WHAT THE TASK ASKS
Determine the count of lines holding the string "Pattern". Return only the number.

Figure contents as structured data
>> start

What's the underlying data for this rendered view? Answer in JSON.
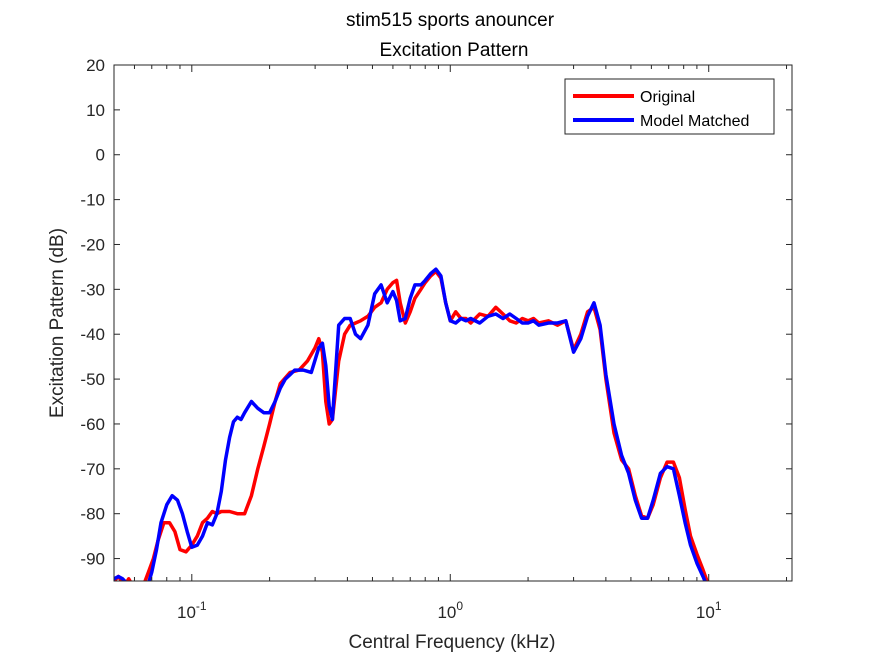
{
  "chart_data": {
    "type": "line",
    "title": "stim515 sports anouncer",
    "subtitle": "Excitation Pattern",
    "xlabel": "Central Frequency (kHz)",
    "ylabel": "Excitation Pattern (dB)",
    "xscale": "log",
    "xlim": [
      0.05,
      21
    ],
    "ylim": [
      -95,
      20
    ],
    "yticks": [
      20,
      10,
      0,
      -10,
      -20,
      -30,
      -40,
      -50,
      -60,
      -70,
      -80,
      -90
    ],
    "xtick_labels": [
      {
        "value": 0.1,
        "base": "10",
        "exp": "-1"
      },
      {
        "value": 1,
        "base": "10",
        "exp": "0"
      },
      {
        "value": 10,
        "base": "10",
        "exp": "1"
      }
    ],
    "grid": false,
    "legend_position": "top-right",
    "series": [
      {
        "name": "Original",
        "color": "#ff0000",
        "x": [
          0.05,
          0.052,
          0.055,
          0.057,
          0.059,
          0.061,
          0.063,
          0.065,
          0.068,
          0.071,
          0.074,
          0.078,
          0.082,
          0.086,
          0.09,
          0.095,
          0.1,
          0.105,
          0.11,
          0.115,
          0.12,
          0.125,
          0.13,
          0.14,
          0.15,
          0.16,
          0.17,
          0.18,
          0.19,
          0.2,
          0.21,
          0.22,
          0.24,
          0.26,
          0.28,
          0.3,
          0.31,
          0.32,
          0.33,
          0.34,
          0.35,
          0.37,
          0.39,
          0.41,
          0.43,
          0.45,
          0.48,
          0.51,
          0.54,
          0.57,
          0.6,
          0.62,
          0.64,
          0.67,
          0.7,
          0.73,
          0.77,
          0.8,
          0.84,
          0.88,
          0.92,
          0.96,
          1.0,
          1.05,
          1.1,
          1.15,
          1.2,
          1.3,
          1.4,
          1.5,
          1.6,
          1.7,
          1.8,
          1.9,
          2.0,
          2.1,
          2.2,
          2.4,
          2.6,
          2.8,
          3.0,
          3.2,
          3.4,
          3.6,
          3.8,
          4.0,
          4.3,
          4.6,
          4.9,
          5.2,
          5.5,
          5.8,
          6.1,
          6.5,
          6.9,
          7.3,
          7.7,
          8.1,
          8.5,
          9.0,
          9.5,
          10.0
        ],
        "y": [
          -95,
          -94,
          -96,
          -94.5,
          -96,
          -97,
          -97,
          -96,
          -93,
          -90,
          -86,
          -82,
          -82,
          -84,
          -88,
          -88.5,
          -87,
          -85,
          -82,
          -81,
          -79.5,
          -80,
          -79.5,
          -79.5,
          -80,
          -80,
          -76,
          -70,
          -65,
          -60,
          -55,
          -51,
          -48.5,
          -48,
          -46,
          -43,
          -41,
          -44,
          -55,
          -60,
          -59,
          -46,
          -40,
          -38,
          -37.5,
          -37,
          -36,
          -34,
          -33,
          -30,
          -28.5,
          -28,
          -33,
          -37.5,
          -35,
          -32,
          -30,
          -28.5,
          -27,
          -26,
          -27.5,
          -33,
          -37,
          -35,
          -36.5,
          -36.5,
          -37.5,
          -35.5,
          -36,
          -34,
          -35.5,
          -37,
          -37.5,
          -36.5,
          -37,
          -36.5,
          -37.5,
          -37,
          -38,
          -37,
          -43.5,
          -40,
          -35,
          -34,
          -39,
          -50,
          -62,
          -68,
          -70,
          -76,
          -80.5,
          -81,
          -78,
          -72,
          -68.5,
          -68.5,
          -72,
          -79,
          -85,
          -89,
          -92.5,
          -96
        ]
      },
      {
        "name": "Model Matched",
        "color": "#0000ff",
        "x": [
          0.05,
          0.052,
          0.054,
          0.056,
          0.058,
          0.06,
          0.062,
          0.064,
          0.066,
          0.068,
          0.07,
          0.073,
          0.076,
          0.08,
          0.084,
          0.088,
          0.092,
          0.096,
          0.1,
          0.105,
          0.11,
          0.115,
          0.12,
          0.125,
          0.13,
          0.135,
          0.14,
          0.145,
          0.15,
          0.155,
          0.16,
          0.17,
          0.18,
          0.19,
          0.2,
          0.21,
          0.22,
          0.23,
          0.24,
          0.25,
          0.27,
          0.29,
          0.31,
          0.32,
          0.33,
          0.34,
          0.35,
          0.37,
          0.39,
          0.41,
          0.43,
          0.45,
          0.48,
          0.51,
          0.54,
          0.57,
          0.6,
          0.62,
          0.64,
          0.67,
          0.7,
          0.73,
          0.77,
          0.8,
          0.84,
          0.88,
          0.92,
          0.96,
          1.0,
          1.05,
          1.1,
          1.15,
          1.2,
          1.3,
          1.4,
          1.5,
          1.6,
          1.7,
          1.8,
          1.9,
          2.0,
          2.1,
          2.2,
          2.4,
          2.6,
          2.8,
          3.0,
          3.2,
          3.4,
          3.6,
          3.8,
          4.0,
          4.3,
          4.6,
          4.9,
          5.2,
          5.5,
          5.8,
          6.1,
          6.5,
          6.9,
          7.3,
          7.7,
          8.1,
          8.5,
          9.0,
          9.5,
          10.0
        ],
        "y": [
          -94.5,
          -94,
          -94.5,
          -95.5,
          -97,
          -97,
          -96.5,
          -96.5,
          -96,
          -95.5,
          -93,
          -88,
          -82,
          -78,
          -76,
          -77,
          -80,
          -84,
          -87.5,
          -87,
          -85,
          -82,
          -82.5,
          -80,
          -75,
          -68,
          -63,
          -59.5,
          -58.5,
          -59,
          -57.5,
          -55,
          -56.5,
          -57.5,
          -57.5,
          -55,
          -52,
          -50,
          -49,
          -48,
          -48,
          -48.5,
          -43,
          -42,
          -47,
          -56,
          -59,
          -38,
          -36.5,
          -36.5,
          -40,
          -41,
          -38,
          -31,
          -29,
          -33,
          -30.5,
          -32.5,
          -37,
          -36.5,
          -32,
          -29,
          -29,
          -28,
          -26.5,
          -25.5,
          -27,
          -33,
          -37,
          -37.5,
          -36.5,
          -37,
          -36.5,
          -37.5,
          -36,
          -35.5,
          -36.5,
          -35.5,
          -36.5,
          -37.5,
          -37.5,
          -37,
          -38,
          -37.5,
          -37.5,
          -37,
          -44,
          -41,
          -36,
          -33,
          -38,
          -49,
          -60,
          -67,
          -71,
          -77,
          -81,
          -81,
          -77,
          -71,
          -69.5,
          -70,
          -76,
          -82,
          -87,
          -91,
          -94,
          -97
        ]
      }
    ]
  }
}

>> end

EXERCISE ANSWER
2